Stored data:
-------------------------

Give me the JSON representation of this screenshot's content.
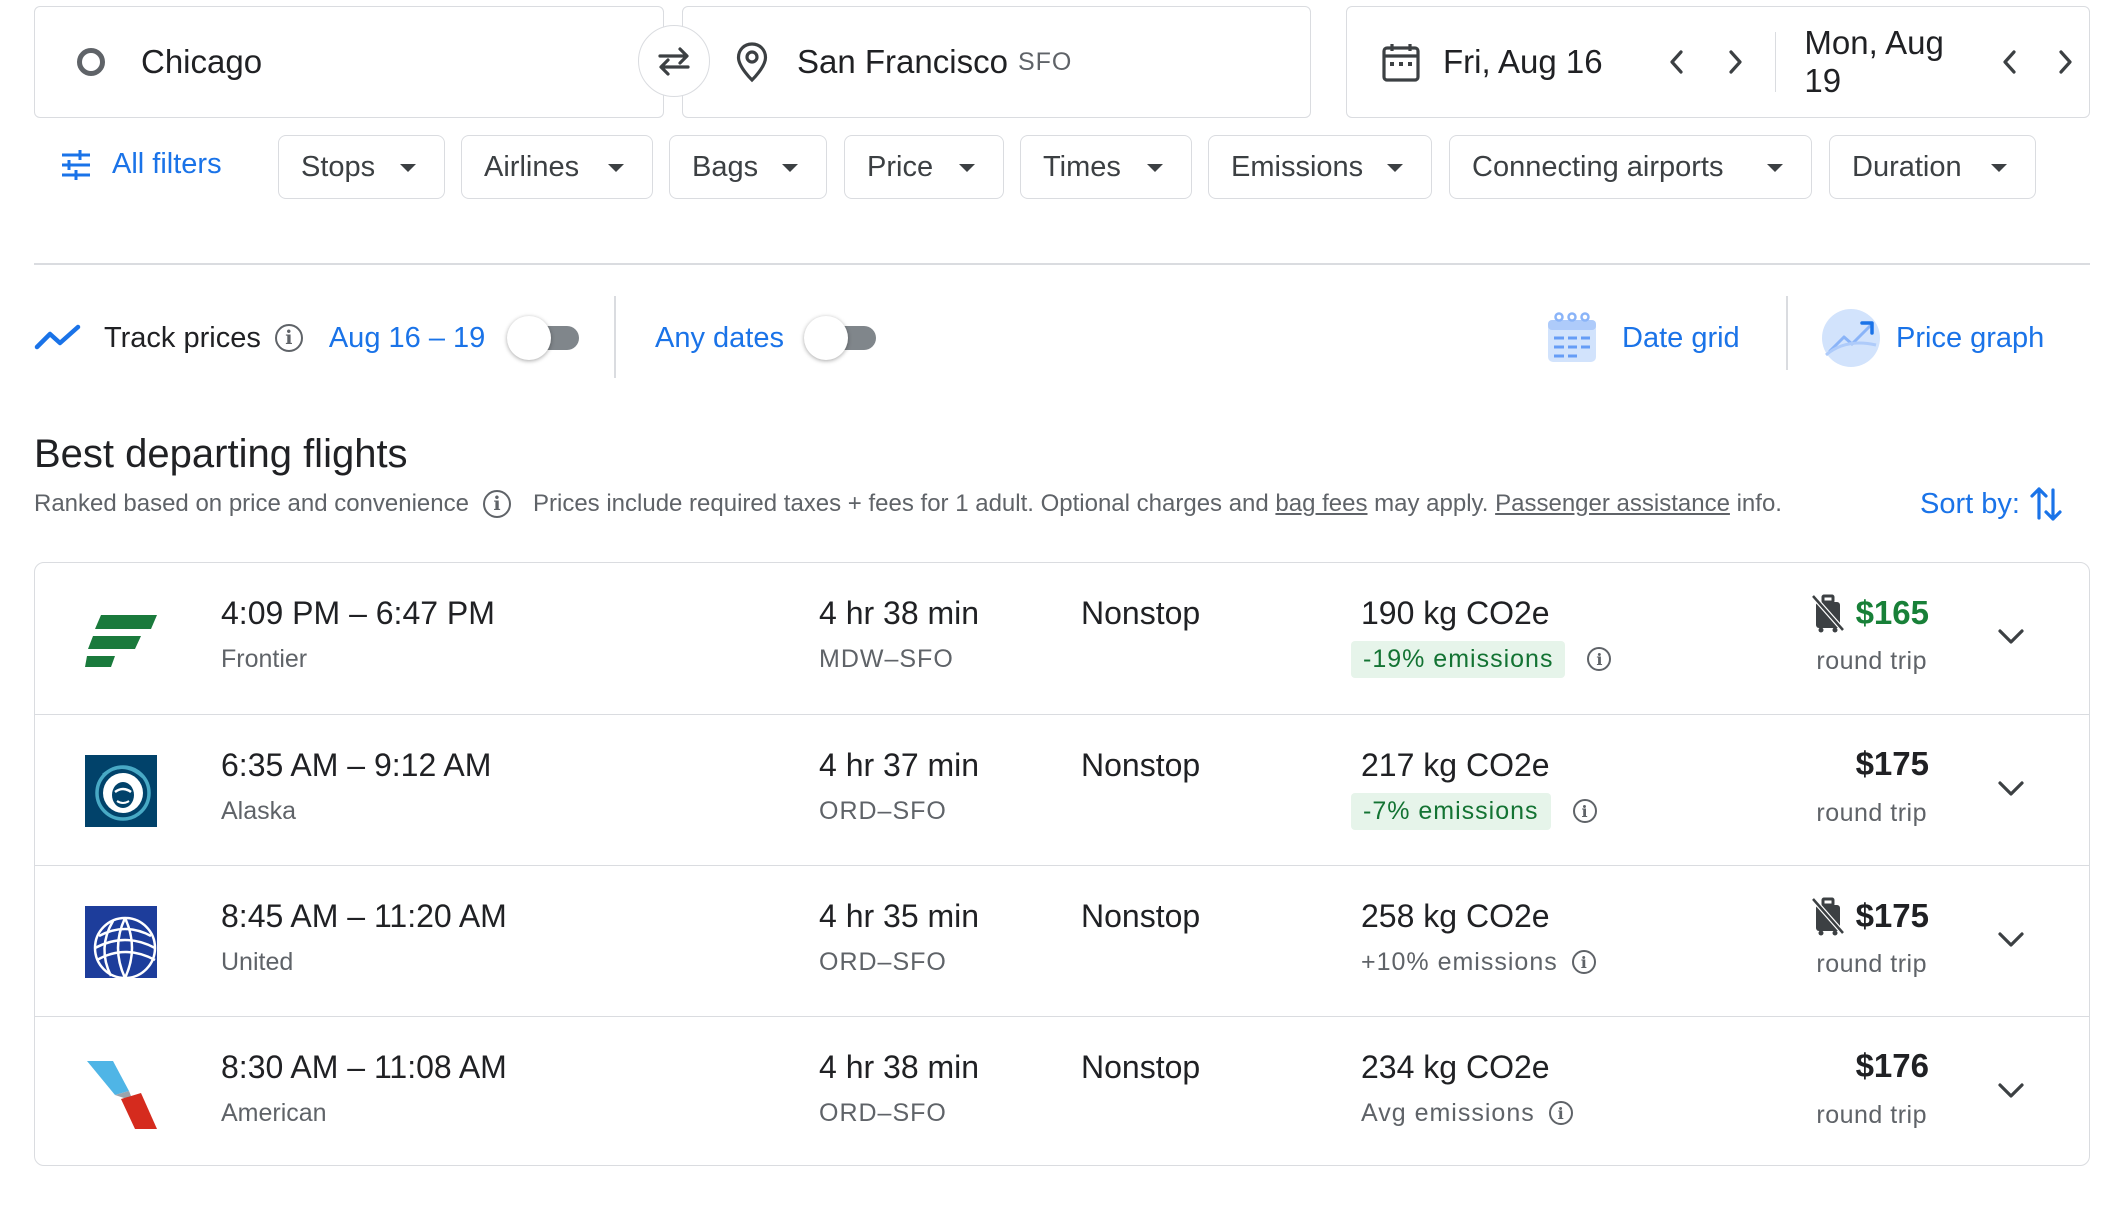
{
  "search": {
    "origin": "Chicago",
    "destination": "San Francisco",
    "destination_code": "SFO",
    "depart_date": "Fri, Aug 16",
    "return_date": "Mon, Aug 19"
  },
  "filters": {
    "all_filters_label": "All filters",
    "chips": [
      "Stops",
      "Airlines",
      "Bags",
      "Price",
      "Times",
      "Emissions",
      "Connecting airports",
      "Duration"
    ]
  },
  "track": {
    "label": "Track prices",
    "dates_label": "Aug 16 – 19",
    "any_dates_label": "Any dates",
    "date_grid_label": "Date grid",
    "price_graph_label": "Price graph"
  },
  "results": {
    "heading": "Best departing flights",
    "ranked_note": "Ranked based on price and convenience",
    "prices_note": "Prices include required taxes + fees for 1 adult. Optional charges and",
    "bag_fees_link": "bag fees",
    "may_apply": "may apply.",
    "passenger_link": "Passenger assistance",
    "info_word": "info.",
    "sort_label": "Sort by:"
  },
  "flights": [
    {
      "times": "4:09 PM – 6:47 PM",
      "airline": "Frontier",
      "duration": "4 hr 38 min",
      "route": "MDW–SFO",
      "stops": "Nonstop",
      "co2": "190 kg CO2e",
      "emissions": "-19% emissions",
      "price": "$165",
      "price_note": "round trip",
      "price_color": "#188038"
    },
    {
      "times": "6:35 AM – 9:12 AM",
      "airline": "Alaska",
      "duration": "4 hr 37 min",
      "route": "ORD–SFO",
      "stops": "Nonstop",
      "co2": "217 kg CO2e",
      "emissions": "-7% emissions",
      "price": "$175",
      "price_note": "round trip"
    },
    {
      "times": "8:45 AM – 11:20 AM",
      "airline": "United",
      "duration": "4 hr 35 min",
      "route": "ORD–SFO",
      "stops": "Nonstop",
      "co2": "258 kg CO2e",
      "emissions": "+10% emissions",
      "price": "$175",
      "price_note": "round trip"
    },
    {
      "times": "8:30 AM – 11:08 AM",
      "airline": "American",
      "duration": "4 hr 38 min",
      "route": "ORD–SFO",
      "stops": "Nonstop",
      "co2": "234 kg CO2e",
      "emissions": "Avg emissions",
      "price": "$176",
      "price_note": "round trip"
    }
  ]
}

-------------------------

# WHAT YOU NEED TO DO
The material above must be printed exactly, with its pictures left out.

# EXERCISE OUTPUT
Give me the JSON representation of this screenshot's content.
{
  "search": {
    "origin": "Chicago",
    "destination": "San Francisco",
    "destination_code": "SFO",
    "depart_date": "Fri, Aug 16",
    "return_date": "Mon, Aug 19"
  },
  "filters": {
    "all_filters_label": "All filters",
    "chips": [
      "Stops",
      "Airlines",
      "Bags",
      "Price",
      "Times",
      "Emissions",
      "Connecting airports",
      "Duration"
    ]
  },
  "track": {
    "label": "Track prices",
    "dates_label": "Aug 16 – 19",
    "any_dates_label": "Any dates",
    "date_grid_label": "Date grid",
    "price_graph_label": "Price graph"
  },
  "results": {
    "heading": "Best departing flights",
    "ranked_note": "Ranked based on price and convenience",
    "prices_note": "Prices include required taxes + fees for 1 adult. Optional charges and",
    "bag_fees_link": "bag fees",
    "may_apply": "may apply.",
    "passenger_link": "Passenger assistance",
    "info_word": "info.",
    "sort_label": "Sort by:"
  },
  "flights": [
    {
      "times": "4:09 PM – 6:47 PM",
      "airline": "Frontier",
      "duration": "4 hr 38 min",
      "route": "MDW–SFO",
      "stops": "Nonstop",
      "co2": "190 kg CO2e",
      "emissions": "-19% emissions",
      "price": "$165",
      "price_note": "round trip",
      "price_color": "#188038"
    },
    {
      "times": "6:35 AM – 9:12 AM",
      "airline": "Alaska",
      "duration": "4 hr 37 min",
      "route": "ORD–SFO",
      "stops": "Nonstop",
      "co2": "217 kg CO2e",
      "emissions": "-7% emissions",
      "price": "$175",
      "price_note": "round trip"
    },
    {
      "times": "8:45 AM – 11:20 AM",
      "airline": "United",
      "duration": "4 hr 35 min",
      "route": "ORD–SFO",
      "stops": "Nonstop",
      "co2": "258 kg CO2e",
      "emissions": "+10% emissions",
      "price": "$175",
      "price_note": "round trip"
    },
    {
      "times": "8:30 AM – 11:08 AM",
      "airline": "American",
      "duration": "4 hr 38 min",
      "route": "ORD–SFO",
      "stops": "Nonstop",
      "co2": "234 kg CO2e",
      "emissions": "Avg emissions",
      "price": "$176",
      "price_note": "round trip"
    }
  ]
}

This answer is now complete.